==== RECORDS FOR PROCESSING ====

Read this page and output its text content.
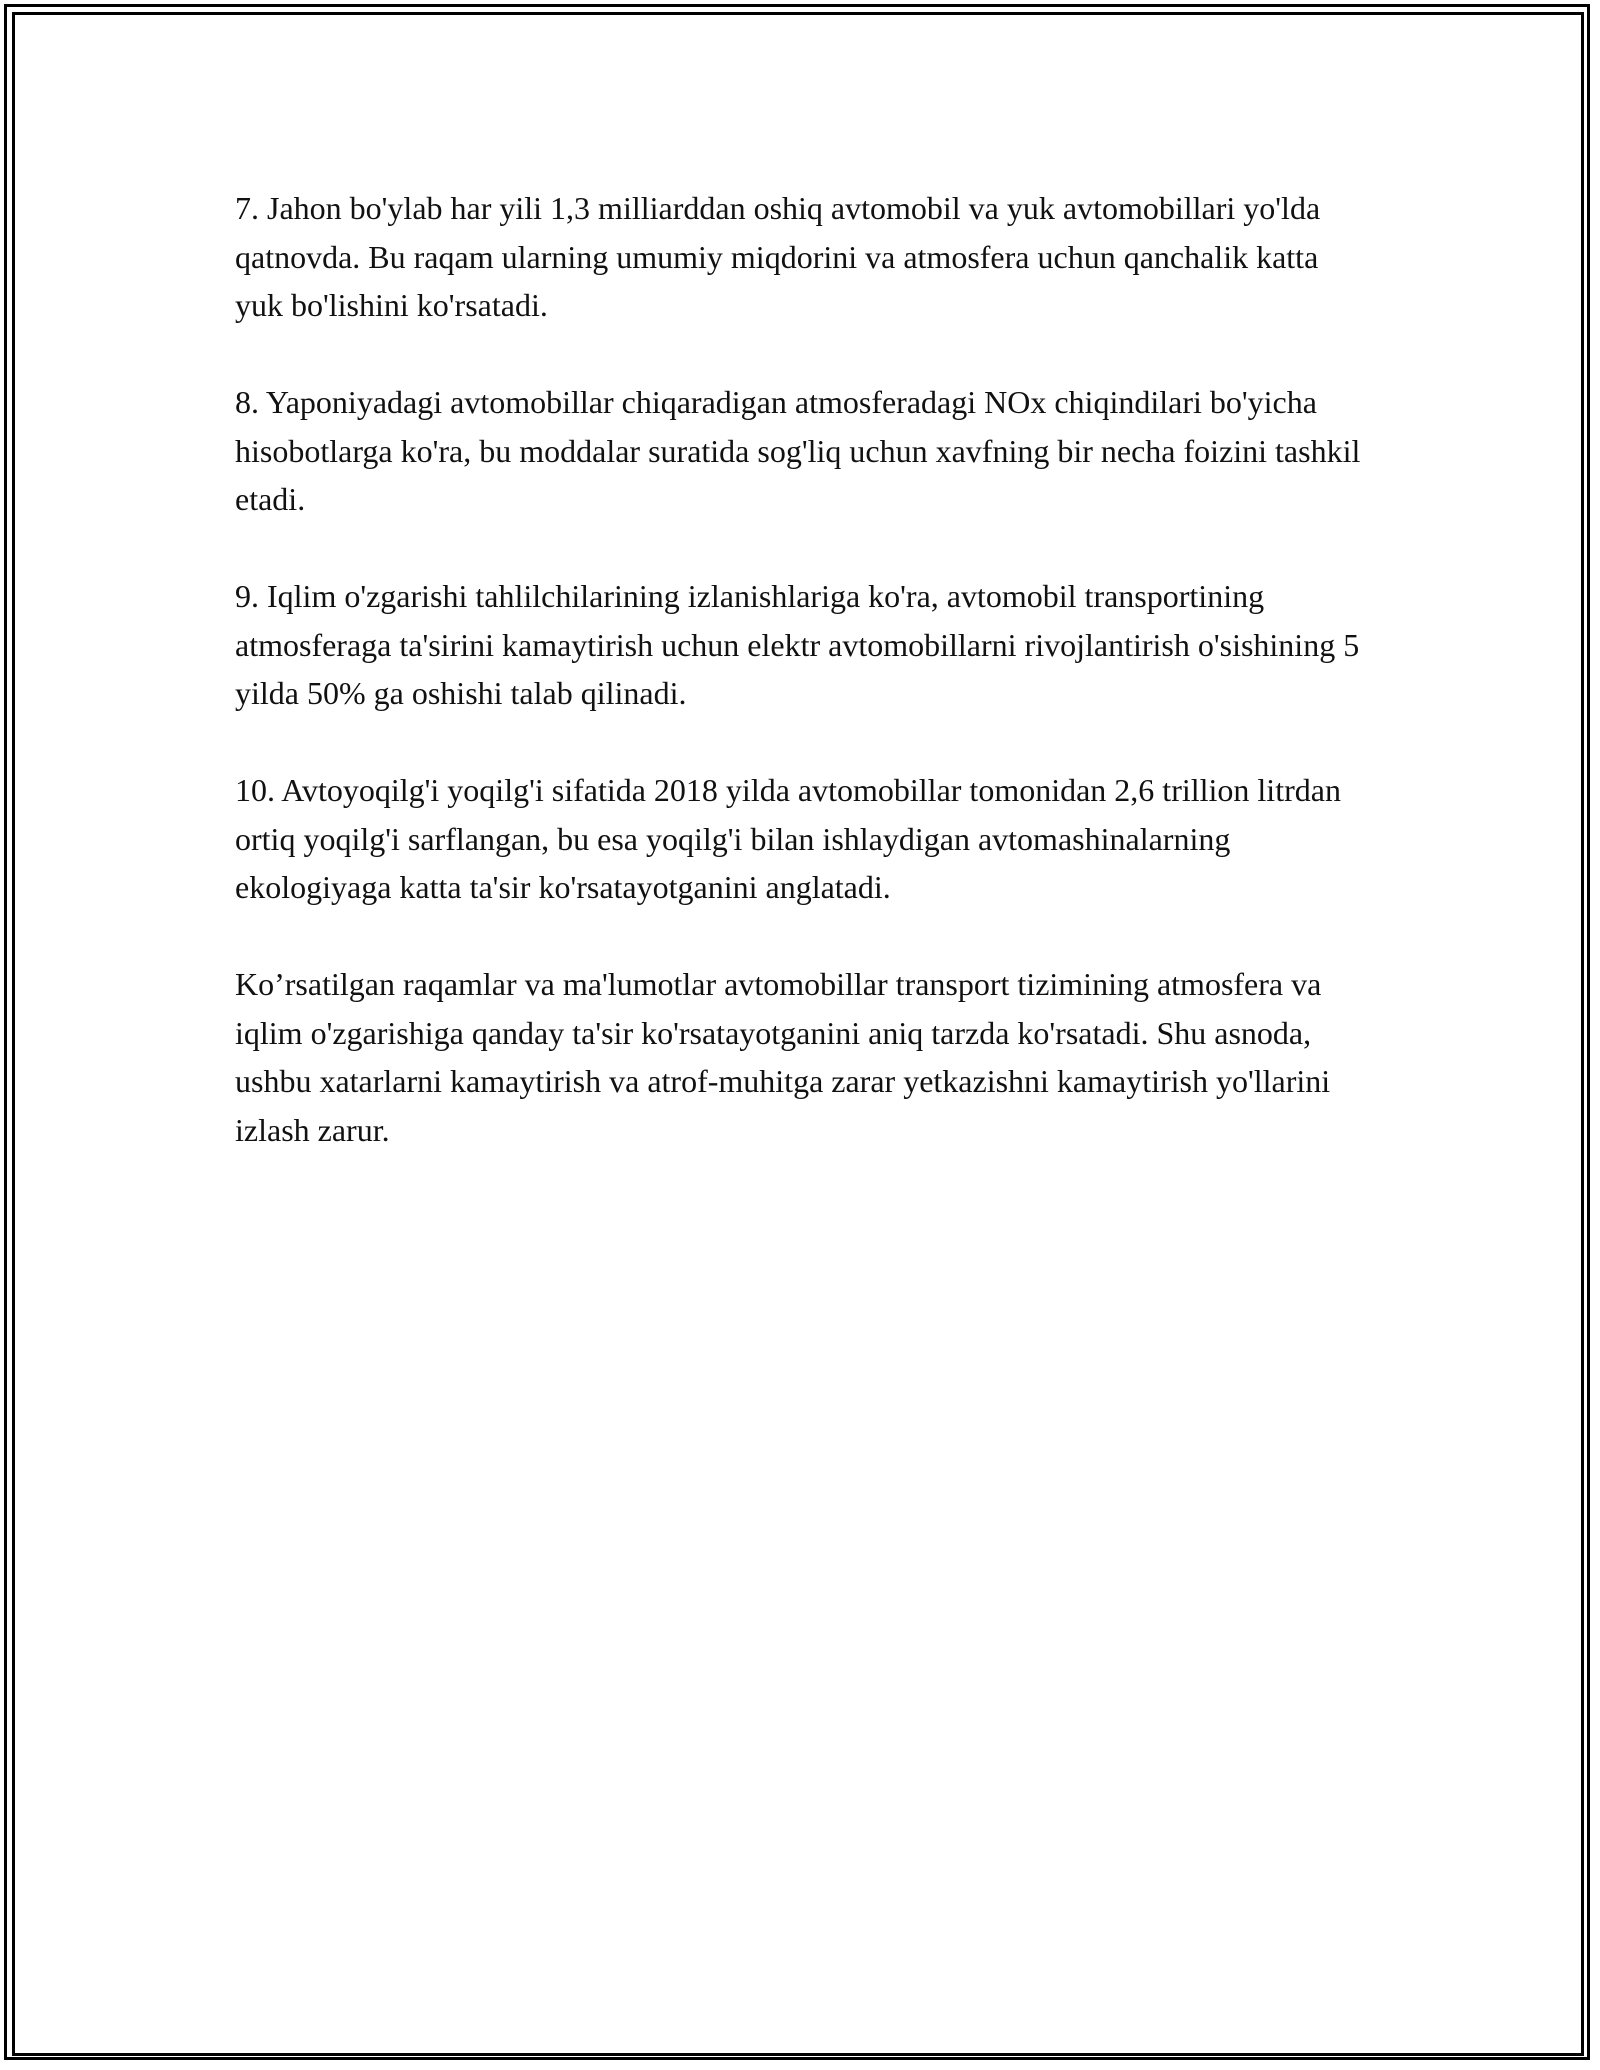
7. Jahon bo'ylab har yili 1,3 milliarddan oshiq avtomobil va yuk avtomobillari yo'lda qatnovda. Bu raqam ularning umumiy miqdorini va atmosfera uchun qanchalik katta yuk bo'lishini ko'rsatadi.

8. Yaponiyadagi avtomobillar chiqaradigan atmosferadagi NOx chiqindilari bo'yicha hisobotlarga ko'ra, bu moddalar suratida sog'liq uchun xavfning bir necha foizini tashkil etadi.

9. Iqlim o'zgarishi tahlilchilarining izlanishlariga ko'ra, avtomobil transportining atmosferaga ta'sirini kamaytirish uchun elektr avtomobillarni rivojlantirish o'sishining 5 yilda 50% ga oshishi talab qilinadi.

10. Avtoyoqilg'i yoqilg'i sifatida 2018 yilda avtomobillar tomonidan 2,6 trillion litrdan ortiq yoqilg'i sarflangan, bu esa yoqilg'i bilan ishlaydigan avtomashinalarning ekologiyaga katta ta'sir ko'rsatayotganini anglatadi.

Ko’rsatilgan raqamlar va ma'lumotlar avtomobillar transport tizimining atmosfera va iqlim o'zgarishiga qanday ta'sir ko'rsatayotganini aniq tarzda ko'rsatadi. Shu asnoda, ushbu xatarlarni kamaytirish va atrof-muhitga zarar yetkazishni kamaytirish yo'llarini izlash zarur.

====

▶ **TASK TO COMPLETE**:
What you return should match the records above word for word, minus the pictures.

▶ **PROBLEM SOLUTION**:
Read this page and output its text content.
7. Jahon bo'ylab har yili 1,3 milliarddan oshiq avtomobil va yuk avtomobillari yo'lda qatnovda. Bu raqam ularning umumiy miqdorini va atmosfera uchun qanchalik katta yuk bo'lishini ko'rsatadi.

8. Yaponiyadagi avtomobillar chiqaradigan atmosferadagi NOx chiqindilari bo'yicha hisobotlarga ko'ra, bu moddalar suratida sog'liq uchun xavfning bir necha foizini tashkil etadi.

9. Iqlim o'zgarishi tahlilchilarining izlanishlariga ko'ra, avtomobil transportining atmosferaga ta'sirini kamaytirish uchun elektr avtomobillarni rivojlantirish o'sishining 5 yilda 50% ga oshishi talab qilinadi.

10. Avtoyoqilg'i yoqilg'i sifatida 2018 yilda avtomobillar tomonidan 2,6 trillion litrdan ortiq yoqilg'i sarflangan, bu esa yoqilg'i bilan ishlaydigan avtomashinalarning ekologiyaga katta ta'sir ko'rsatayotganini anglatadi.

Ko’rsatilgan raqamlar va ma'lumotlar avtomobillar transport tizimining atmosfera va iqlim o'zgarishiga qanday ta'sir ko'rsatayotganini aniq tarzda ko'rsatadi. Shu asnoda, ushbu xatarlarni kamaytirish va atrof-muhitga zarar yetkazishni kamaytirish yo'llarini izlash zarur.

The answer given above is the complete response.